**Goal of the exercise**. Extract each line bearing the word "规范性附录".

**Recorded information**.

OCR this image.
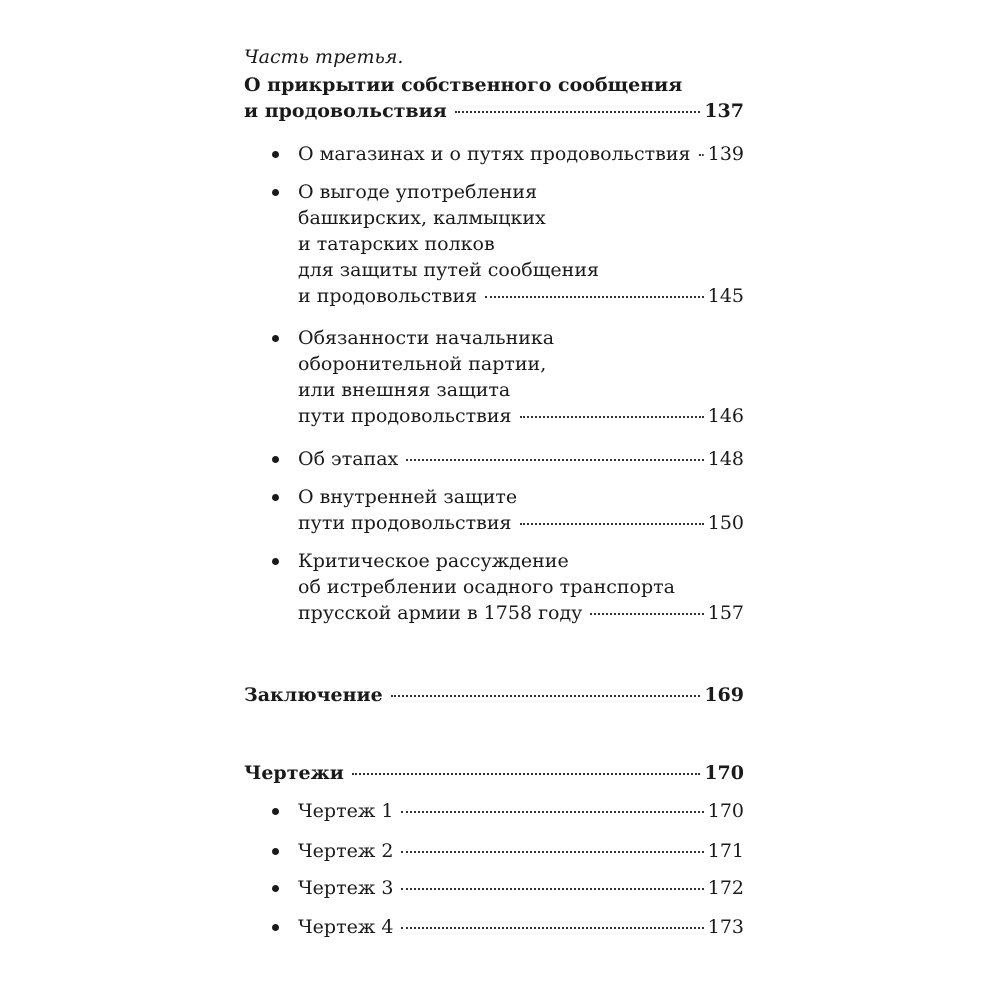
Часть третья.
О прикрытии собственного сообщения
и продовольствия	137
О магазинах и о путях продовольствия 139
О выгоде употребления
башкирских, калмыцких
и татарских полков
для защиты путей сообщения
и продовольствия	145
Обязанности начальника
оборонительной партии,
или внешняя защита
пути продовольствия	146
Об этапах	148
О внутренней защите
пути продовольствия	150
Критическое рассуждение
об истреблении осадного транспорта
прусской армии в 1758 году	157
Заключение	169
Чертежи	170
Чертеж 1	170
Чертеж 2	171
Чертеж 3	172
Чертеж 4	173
--
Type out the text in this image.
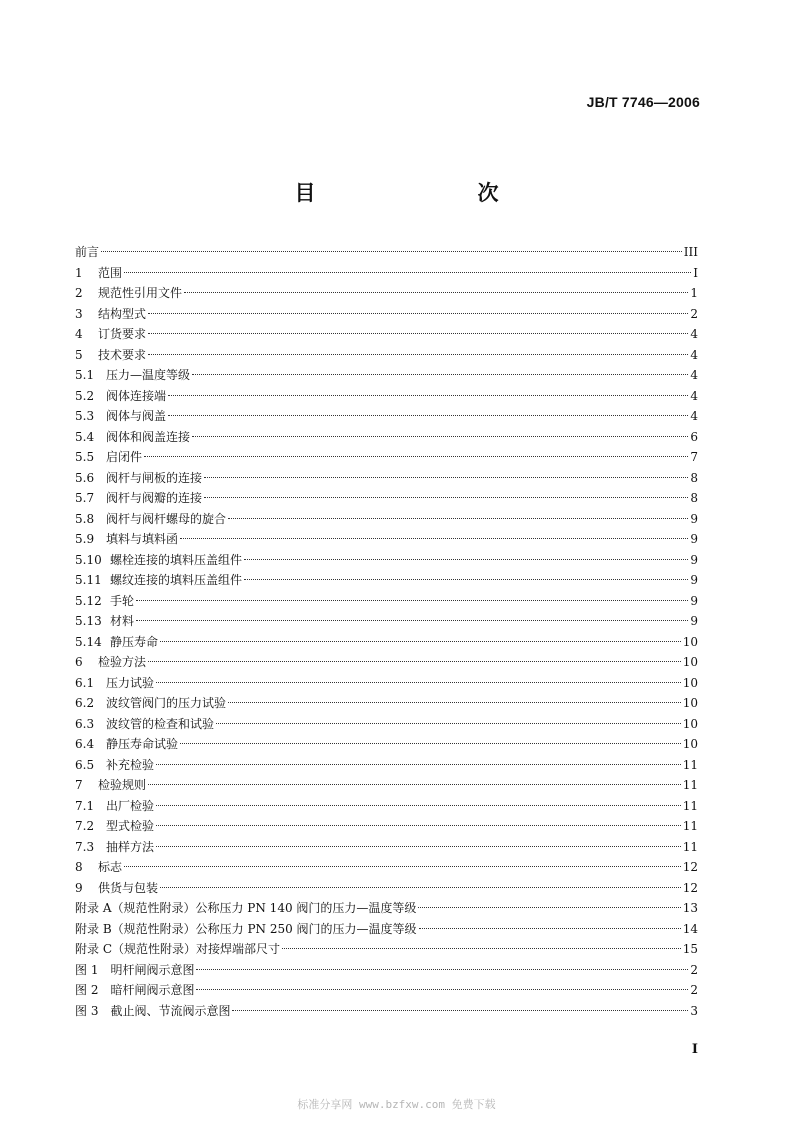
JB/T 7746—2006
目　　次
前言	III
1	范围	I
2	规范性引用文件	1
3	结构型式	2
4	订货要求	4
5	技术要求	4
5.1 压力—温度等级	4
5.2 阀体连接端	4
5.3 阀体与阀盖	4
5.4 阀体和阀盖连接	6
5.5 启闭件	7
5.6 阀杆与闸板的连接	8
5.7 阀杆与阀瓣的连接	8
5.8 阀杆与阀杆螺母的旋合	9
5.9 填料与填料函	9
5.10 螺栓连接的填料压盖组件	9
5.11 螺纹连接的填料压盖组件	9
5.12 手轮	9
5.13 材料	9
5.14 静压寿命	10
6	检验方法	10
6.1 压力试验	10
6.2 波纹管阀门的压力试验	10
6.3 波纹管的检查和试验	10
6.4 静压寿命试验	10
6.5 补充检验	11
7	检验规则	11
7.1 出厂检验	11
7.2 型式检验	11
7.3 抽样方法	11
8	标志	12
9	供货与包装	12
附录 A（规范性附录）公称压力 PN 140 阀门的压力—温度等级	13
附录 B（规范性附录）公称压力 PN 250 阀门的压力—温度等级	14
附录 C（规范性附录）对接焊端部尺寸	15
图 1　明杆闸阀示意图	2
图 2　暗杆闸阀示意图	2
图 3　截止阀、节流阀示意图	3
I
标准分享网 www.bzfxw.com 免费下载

**Exercise output**.
附录 A（规范性附录）公称压力 PN 140 阀门的压力—温度等级	13
附录 B（规范性附录）公称压力 PN 250 阀门的压力—温度等级	14
附录 C（规范性附录）对接焊端部尺寸	15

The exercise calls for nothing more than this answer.